Your task: Would you extract the whole listing below and retype it exactly?

Records for processing:
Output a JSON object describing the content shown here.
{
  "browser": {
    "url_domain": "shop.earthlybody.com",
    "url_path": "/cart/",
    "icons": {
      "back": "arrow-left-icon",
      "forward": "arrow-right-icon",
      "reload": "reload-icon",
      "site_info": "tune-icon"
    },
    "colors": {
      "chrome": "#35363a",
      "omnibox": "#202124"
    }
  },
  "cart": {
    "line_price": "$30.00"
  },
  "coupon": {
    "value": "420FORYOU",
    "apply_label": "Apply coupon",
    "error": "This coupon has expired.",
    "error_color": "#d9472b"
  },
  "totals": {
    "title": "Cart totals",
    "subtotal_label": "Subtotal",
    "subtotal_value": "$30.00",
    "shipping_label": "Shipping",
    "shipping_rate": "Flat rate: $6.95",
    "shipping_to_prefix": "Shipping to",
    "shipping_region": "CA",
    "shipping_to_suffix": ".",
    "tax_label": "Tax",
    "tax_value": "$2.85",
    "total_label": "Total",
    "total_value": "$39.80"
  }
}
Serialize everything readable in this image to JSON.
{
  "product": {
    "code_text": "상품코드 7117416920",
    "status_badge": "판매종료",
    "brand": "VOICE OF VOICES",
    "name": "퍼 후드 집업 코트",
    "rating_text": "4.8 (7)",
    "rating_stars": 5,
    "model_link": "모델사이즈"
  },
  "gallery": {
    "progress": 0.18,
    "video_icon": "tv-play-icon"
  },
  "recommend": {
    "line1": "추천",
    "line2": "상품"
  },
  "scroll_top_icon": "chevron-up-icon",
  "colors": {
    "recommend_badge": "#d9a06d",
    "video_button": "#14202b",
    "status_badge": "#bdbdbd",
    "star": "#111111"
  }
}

Answer to this problem:
Output a JSON object describing the content shown here.
{
  "browser": {
    "url_domain": "shop.earthlybody.com",
    "url_path": "/cart/",
    "icons": {
      "back": "arrow-left-icon",
      "forward": "arrow-right-icon",
      "reload": "reload-icon",
      "site_info": "tune-icon"
    },
    "colors": {
      "chrome": "#35363a",
      "omnibox": "#202124"
    }
  },
  "cart": {
    "line_price": "$30.00"
  },
  "coupon": {
    "value": "420FORYOU",
    "apply_label": "Apply coupon",
    "error": "This coupon has expired.",
    "error_color": "#d9472b"
  },
  "totals": {
    "title": "Cart totals",
    "subtotal_label": "Subtotal",
    "subtotal_value": "$30.00",
    "shipping_label": "Shipping",
    "shipping_rate": "Flat rate: $6.95",
    "shipping_to_prefix": "Shipping to",
    "shipping_region": "CA",
    "shipping_to_suffix": ".",
    "tax_label": "Tax",
    "tax_value": "$2.85",
    "total_label": "Total",
    "total_value": "$39.80"
  }
}
Serialize everything readable in this image to JSON.
{
  "product": {
    "code_text": "상품코드 7117416920",
    "status_badge": "판매종료",
    "brand": "VOICE OF VOICES",
    "name": "퍼 후드 집업 코트",
    "rating_text": "4.8 (7)",
    "rating_stars": 5,
    "model_link": "모델사이즈"
  },
  "gallery": {
    "progress": 0.18,
    "video_icon": "tv-play-icon"
  },
  "recommend": {
    "line1": "추천",
    "line2": "상품"
  },
  "scroll_top_icon": "chevron-up-icon",
  "colors": {
    "recommend_badge": "#d9a06d",
    "video_button": "#14202b",
    "status_badge": "#bdbdbd",
    "star": "#111111"
  }
}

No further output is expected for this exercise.